Quote every line below exactly as it reads.
* * * * * * *
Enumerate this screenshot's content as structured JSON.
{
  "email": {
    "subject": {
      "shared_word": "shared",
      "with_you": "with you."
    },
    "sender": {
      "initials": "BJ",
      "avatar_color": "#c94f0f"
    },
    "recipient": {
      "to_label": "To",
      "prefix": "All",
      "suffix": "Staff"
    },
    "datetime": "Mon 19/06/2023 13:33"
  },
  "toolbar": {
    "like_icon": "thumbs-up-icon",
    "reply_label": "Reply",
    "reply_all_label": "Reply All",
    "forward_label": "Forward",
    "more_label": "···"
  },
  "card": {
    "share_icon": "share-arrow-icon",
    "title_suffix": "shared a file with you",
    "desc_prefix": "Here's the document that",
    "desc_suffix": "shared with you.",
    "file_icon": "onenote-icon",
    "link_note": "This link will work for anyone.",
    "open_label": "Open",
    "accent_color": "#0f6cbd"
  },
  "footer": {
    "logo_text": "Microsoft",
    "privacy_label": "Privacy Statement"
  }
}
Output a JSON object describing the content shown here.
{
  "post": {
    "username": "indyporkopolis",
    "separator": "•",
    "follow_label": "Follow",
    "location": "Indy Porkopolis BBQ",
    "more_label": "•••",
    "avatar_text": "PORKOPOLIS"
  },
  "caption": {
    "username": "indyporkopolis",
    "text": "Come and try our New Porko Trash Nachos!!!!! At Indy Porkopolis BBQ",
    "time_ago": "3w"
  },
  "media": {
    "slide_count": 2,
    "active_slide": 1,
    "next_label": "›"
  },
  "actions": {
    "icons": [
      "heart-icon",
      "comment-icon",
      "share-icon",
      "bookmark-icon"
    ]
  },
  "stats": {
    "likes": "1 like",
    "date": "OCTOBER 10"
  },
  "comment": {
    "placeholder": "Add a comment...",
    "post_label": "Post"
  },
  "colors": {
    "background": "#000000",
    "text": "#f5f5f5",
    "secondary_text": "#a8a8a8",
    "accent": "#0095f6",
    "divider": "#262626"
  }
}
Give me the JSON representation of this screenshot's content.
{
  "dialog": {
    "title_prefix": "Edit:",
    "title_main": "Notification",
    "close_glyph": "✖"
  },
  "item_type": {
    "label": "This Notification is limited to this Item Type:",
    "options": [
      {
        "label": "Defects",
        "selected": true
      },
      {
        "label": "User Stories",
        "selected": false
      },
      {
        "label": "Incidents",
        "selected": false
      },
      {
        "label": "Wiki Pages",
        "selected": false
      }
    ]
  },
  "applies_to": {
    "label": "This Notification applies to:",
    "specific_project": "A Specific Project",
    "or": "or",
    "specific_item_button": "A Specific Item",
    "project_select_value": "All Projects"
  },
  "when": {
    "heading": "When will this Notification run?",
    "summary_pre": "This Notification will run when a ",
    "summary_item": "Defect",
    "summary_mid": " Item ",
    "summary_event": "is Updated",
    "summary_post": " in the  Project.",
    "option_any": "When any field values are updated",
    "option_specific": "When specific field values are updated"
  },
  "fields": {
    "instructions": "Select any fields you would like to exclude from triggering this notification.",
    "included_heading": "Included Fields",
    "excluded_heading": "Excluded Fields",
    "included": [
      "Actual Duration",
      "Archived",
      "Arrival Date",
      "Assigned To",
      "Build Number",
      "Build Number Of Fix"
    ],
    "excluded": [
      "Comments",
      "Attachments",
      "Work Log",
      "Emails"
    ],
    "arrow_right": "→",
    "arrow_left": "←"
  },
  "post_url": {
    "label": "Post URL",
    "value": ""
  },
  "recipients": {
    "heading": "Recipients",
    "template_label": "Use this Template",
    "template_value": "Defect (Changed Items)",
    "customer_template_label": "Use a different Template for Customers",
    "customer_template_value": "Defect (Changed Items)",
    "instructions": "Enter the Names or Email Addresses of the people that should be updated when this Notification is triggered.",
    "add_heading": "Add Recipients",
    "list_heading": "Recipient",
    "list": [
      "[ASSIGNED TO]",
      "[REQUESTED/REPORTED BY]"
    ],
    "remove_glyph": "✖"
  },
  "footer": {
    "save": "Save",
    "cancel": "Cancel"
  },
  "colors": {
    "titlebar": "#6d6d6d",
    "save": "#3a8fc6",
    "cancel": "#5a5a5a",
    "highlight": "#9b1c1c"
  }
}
* * * * * * *
→ Answer below
Enumerate this screenshot's content as structured JSON.
{
  "email": {
    "subject": {
      "shared_word": "shared",
      "with_you": "with you."
    },
    "sender": {
      "initials": "BJ",
      "avatar_color": "#c94f0f"
    },
    "recipient": {
      "to_label": "To",
      "prefix": "All",
      "suffix": "Staff"
    },
    "datetime": "Mon 19/06/2023 13:33"
  },
  "toolbar": {
    "like_icon": "thumbs-up-icon",
    "reply_label": "Reply",
    "reply_all_label": "Reply All",
    "forward_label": "Forward",
    "more_label": "···"
  },
  "card": {
    "share_icon": "share-arrow-icon",
    "title_suffix": "shared a file with you",
    "desc_prefix": "Here's the document that",
    "desc_suffix": "shared with you.",
    "file_icon": "onenote-icon",
    "link_note": "This link will work for anyone.",
    "open_label": "Open",
    "accent_color": "#0f6cbd"
  },
  "footer": {
    "logo_text": "Microsoft",
    "privacy_label": "Privacy Statement"
  }
}
Output a JSON object describing the content shown here.
{
  "post": {
    "username": "indyporkopolis",
    "separator": "•",
    "follow_label": "Follow",
    "location": "Indy Porkopolis BBQ",
    "more_label": "•••",
    "avatar_text": "PORKOPOLIS"
  },
  "caption": {
    "username": "indyporkopolis",
    "text": "Come and try our New Porko Trash Nachos!!!!! At Indy Porkopolis BBQ",
    "time_ago": "3w"
  },
  "media": {
    "slide_count": 2,
    "active_slide": 1,
    "next_label": "›"
  },
  "actions": {
    "icons": [
      "heart-icon",
      "comment-icon",
      "share-icon",
      "bookmark-icon"
    ]
  },
  "stats": {
    "likes": "1 like",
    "date": "OCTOBER 10"
  },
  "comment": {
    "placeholder": "Add a comment...",
    "post_label": "Post"
  },
  "colors": {
    "background": "#000000",
    "text": "#f5f5f5",
    "secondary_text": "#a8a8a8",
    "accent": "#0095f6",
    "divider": "#262626"
  }
}
Give me the JSON representation of this screenshot's content.
{
  "dialog": {
    "title_prefix": "Edit:",
    "title_main": "Notification",
    "close_glyph": "✖"
  },
  "item_type": {
    "label": "This Notification is limited to this Item Type:",
    "options": [
      {
        "label": "Defects",
        "selected": true
      },
      {
        "label": "User Stories",
        "selected": false
      },
      {
        "label": "Incidents",
        "selected": false
      },
      {
        "label": "Wiki Pages",
        "selected": false
      }
    ]
  },
  "applies_to": {
    "label": "This Notification applies to:",
    "specific_project": "A Specific Project",
    "or": "or",
    "specific_item_button": "A Specific Item",
    "project_select_value": "All Projects"
  },
  "when": {
    "heading": "When will this Notification run?",
    "summary_pre": "This Notification will run when a ",
    "summary_item": "Defect",
    "summary_mid": " Item ",
    "summary_event": "is Updated",
    "summary_post": " in the  Project.",
    "option_any": "When any field values are updated",
    "option_specific": "When specific field values are updated"
  },
  "fields": {
    "instructions": "Select any fields you would like to exclude from triggering this notification.",
    "included_heading": "Included Fields",
    "excluded_heading": "Excluded Fields",
    "included": [
      "Actual Duration",
      "Archived",
      "Arrival Date",
      "Assigned To",
      "Build Number",
      "Build Number Of Fix"
    ],
    "excluded": [
      "Comments",
      "Attachments",
      "Work Log",
      "Emails"
    ],
    "arrow_right": "→",
    "arrow_left": "←"
  },
  "post_url": {
    "label": "Post URL",
    "value": ""
  },
  "recipients": {
    "heading": "Recipients",
    "template_label": "Use this Template",
    "template_value": "Defect (Changed Items)",
    "customer_template_label": "Use a different Template for Customers",
    "customer_template_value": "Defect (Changed Items)",
    "instructions": "Enter the Names or Email Addresses of the people that should be updated when this Notification is triggered.",
    "add_heading": "Add Recipients",
    "list_heading": "Recipient",
    "list": [
      "[ASSIGNED TO]",
      "[REQUESTED/REPORTED BY]"
    ],
    "remove_glyph": "✖"
  },
  "footer": {
    "save": "Save",
    "cancel": "Cancel"
  },
  "colors": {
    "titlebar": "#6d6d6d",
    "save": "#3a8fc6",
    "cancel": "#5a5a5a",
    "highlight": "#9b1c1c"
  }
}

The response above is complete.